**SET PROBLEM:** All of the data must be printed exactly; please include every line.

**EXERCISE INPUTS:**

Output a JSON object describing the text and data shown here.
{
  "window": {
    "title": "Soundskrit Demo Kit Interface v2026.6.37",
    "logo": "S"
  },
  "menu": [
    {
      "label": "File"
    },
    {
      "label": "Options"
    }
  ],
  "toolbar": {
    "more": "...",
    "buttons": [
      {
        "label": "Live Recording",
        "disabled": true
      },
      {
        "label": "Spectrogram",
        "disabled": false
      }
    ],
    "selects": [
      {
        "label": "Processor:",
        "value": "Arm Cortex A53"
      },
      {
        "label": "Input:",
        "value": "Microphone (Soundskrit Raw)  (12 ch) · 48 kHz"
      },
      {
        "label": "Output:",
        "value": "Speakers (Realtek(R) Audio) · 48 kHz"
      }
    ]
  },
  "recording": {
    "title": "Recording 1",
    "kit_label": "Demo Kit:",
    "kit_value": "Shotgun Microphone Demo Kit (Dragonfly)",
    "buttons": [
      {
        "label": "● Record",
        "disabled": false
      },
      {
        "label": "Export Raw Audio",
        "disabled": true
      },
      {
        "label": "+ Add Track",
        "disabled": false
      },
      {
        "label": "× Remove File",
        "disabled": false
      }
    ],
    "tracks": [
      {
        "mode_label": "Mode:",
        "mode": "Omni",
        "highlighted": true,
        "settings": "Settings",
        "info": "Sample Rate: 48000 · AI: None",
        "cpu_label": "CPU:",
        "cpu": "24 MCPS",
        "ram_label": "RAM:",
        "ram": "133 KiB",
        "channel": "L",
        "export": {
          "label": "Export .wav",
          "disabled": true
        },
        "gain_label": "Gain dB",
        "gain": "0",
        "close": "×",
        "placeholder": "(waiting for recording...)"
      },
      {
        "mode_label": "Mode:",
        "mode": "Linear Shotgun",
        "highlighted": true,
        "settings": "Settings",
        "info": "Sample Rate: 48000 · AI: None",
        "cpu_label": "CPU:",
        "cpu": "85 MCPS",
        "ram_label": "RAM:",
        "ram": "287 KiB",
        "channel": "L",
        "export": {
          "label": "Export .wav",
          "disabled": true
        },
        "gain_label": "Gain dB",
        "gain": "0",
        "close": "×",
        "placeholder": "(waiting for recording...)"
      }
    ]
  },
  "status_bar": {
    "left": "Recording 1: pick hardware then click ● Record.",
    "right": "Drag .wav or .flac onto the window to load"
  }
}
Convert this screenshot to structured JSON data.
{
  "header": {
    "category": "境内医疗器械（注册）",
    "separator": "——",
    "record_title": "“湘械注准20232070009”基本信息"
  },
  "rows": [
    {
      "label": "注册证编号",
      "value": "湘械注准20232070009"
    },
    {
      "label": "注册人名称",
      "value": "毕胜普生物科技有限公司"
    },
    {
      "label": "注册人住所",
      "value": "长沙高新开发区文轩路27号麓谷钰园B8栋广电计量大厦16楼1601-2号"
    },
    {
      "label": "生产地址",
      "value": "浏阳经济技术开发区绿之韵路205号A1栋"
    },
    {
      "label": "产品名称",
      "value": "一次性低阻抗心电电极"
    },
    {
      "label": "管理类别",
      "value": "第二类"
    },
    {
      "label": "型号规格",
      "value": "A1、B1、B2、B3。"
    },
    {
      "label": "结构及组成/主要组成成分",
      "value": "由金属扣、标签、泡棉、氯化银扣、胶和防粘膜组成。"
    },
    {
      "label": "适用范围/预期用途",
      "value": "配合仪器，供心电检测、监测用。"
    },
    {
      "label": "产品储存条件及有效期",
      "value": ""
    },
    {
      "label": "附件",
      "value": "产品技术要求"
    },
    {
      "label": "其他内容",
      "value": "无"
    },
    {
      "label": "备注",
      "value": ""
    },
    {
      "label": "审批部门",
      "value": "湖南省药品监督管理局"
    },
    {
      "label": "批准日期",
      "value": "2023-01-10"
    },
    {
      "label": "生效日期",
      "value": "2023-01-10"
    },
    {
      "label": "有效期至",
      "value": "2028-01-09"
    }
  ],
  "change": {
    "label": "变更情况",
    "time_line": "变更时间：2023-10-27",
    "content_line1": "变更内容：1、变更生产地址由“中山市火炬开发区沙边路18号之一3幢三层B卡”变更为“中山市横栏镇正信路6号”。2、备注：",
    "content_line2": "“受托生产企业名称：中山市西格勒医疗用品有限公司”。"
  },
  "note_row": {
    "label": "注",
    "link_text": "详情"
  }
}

**RESPONSE BELOW:**
Output a JSON object describing the text and data shown here.
{
  "window": {
    "title": "Soundskrit Demo Kit Interface v2026.6.37",
    "logo": "S"
  },
  "menu": [
    {
      "label": "File"
    },
    {
      "label": "Options"
    }
  ],
  "toolbar": {
    "more": "...",
    "buttons": [
      {
        "label": "Live Recording",
        "disabled": true
      },
      {
        "label": "Spectrogram",
        "disabled": false
      }
    ],
    "selects": [
      {
        "label": "Processor:",
        "value": "Arm Cortex A53"
      },
      {
        "label": "Input:",
        "value": "Microphone (Soundskrit Raw)  (12 ch) · 48 kHz"
      },
      {
        "label": "Output:",
        "value": "Speakers (Realtek(R) Audio) · 48 kHz"
      }
    ]
  },
  "recording": {
    "title": "Recording 1",
    "kit_label": "Demo Kit:",
    "kit_value": "Shotgun Microphone Demo Kit (Dragonfly)",
    "buttons": [
      {
        "label": "● Record",
        "disabled": false
      },
      {
        "label": "Export Raw Audio",
        "disabled": true
      },
      {
        "label": "+ Add Track",
        "disabled": false
      },
      {
        "label": "× Remove File",
        "disabled": false
      }
    ],
    "tracks": [
      {
        "mode_label": "Mode:",
        "mode": "Omni",
        "highlighted": true,
        "settings": "Settings",
        "info": "Sample Rate: 48000 · AI: None",
        "cpu_label": "CPU:",
        "cpu": "24 MCPS",
        "ram_label": "RAM:",
        "ram": "133 KiB",
        "channel": "L",
        "export": {
          "label": "Export .wav",
          "disabled": true
        },
        "gain_label": "Gain dB",
        "gain": "0",
        "close": "×",
        "placeholder": "(waiting for recording...)"
      },
      {
        "mode_label": "Mode:",
        "mode": "Linear Shotgun",
        "highlighted": true,
        "settings": "Settings",
        "info": "Sample Rate: 48000 · AI: None",
        "cpu_label": "CPU:",
        "cpu": "85 MCPS",
        "ram_label": "RAM:",
        "ram": "287 KiB",
        "channel": "L",
        "export": {
          "label": "Export .wav",
          "disabled": true
        },
        "gain_label": "Gain dB",
        "gain": "0",
        "close": "×",
        "placeholder": "(waiting for recording...)"
      }
    ]
  },
  "status_bar": {
    "left": "Recording 1: pick hardware then click ● Record.",
    "right": "Drag .wav or .flac onto the window to load"
  }
}
Convert this screenshot to structured JSON data.
{
  "header": {
    "category": "境内医疗器械（注册）",
    "separator": "——",
    "record_title": "“湘械注准20232070009”基本信息"
  },
  "rows": [
    {
      "label": "注册证编号",
      "value": "湘械注准20232070009"
    },
    {
      "label": "注册人名称",
      "value": "毕胜普生物科技有限公司"
    },
    {
      "label": "注册人住所",
      "value": "长沙高新开发区文轩路27号麓谷钰园B8栋广电计量大厦16楼1601-2号"
    },
    {
      "label": "生产地址",
      "value": "浏阳经济技术开发区绿之韵路205号A1栋"
    },
    {
      "label": "产品名称",
      "value": "一次性低阻抗心电电极"
    },
    {
      "label": "管理类别",
      "value": "第二类"
    },
    {
      "label": "型号规格",
      "value": "A1、B1、B2、B3。"
    },
    {
      "label": "结构及组成/主要组成成分",
      "value": "由金属扣、标签、泡棉、氯化银扣、胶和防粘膜组成。"
    },
    {
      "label": "适用范围/预期用途",
      "value": "配合仪器，供心电检测、监测用。"
    },
    {
      "label": "产品储存条件及有效期",
      "value": ""
    },
    {
      "label": "附件",
      "value": "产品技术要求"
    },
    {
      "label": "其他内容",
      "value": "无"
    },
    {
      "label": "备注",
      "value": ""
    },
    {
      "label": "审批部门",
      "value": "湖南省药品监督管理局"
    },
    {
      "label": "批准日期",
      "value": "2023-01-10"
    },
    {
      "label": "生效日期",
      "value": "2023-01-10"
    },
    {
      "label": "有效期至",
      "value": "2028-01-09"
    }
  ],
  "change": {
    "label": "变更情况",
    "time_line": "变更时间：2023-10-27",
    "content_line1": "变更内容：1、变更生产地址由“中山市火炬开发区沙边路18号之一3幢三层B卡”变更为“中山市横栏镇正信路6号”。2、备注：",
    "content_line2": "“受托生产企业名称：中山市西格勒医疗用品有限公司”。"
  },
  "note_row": {
    "label": "注",
    "link_text": "详情"
  }
}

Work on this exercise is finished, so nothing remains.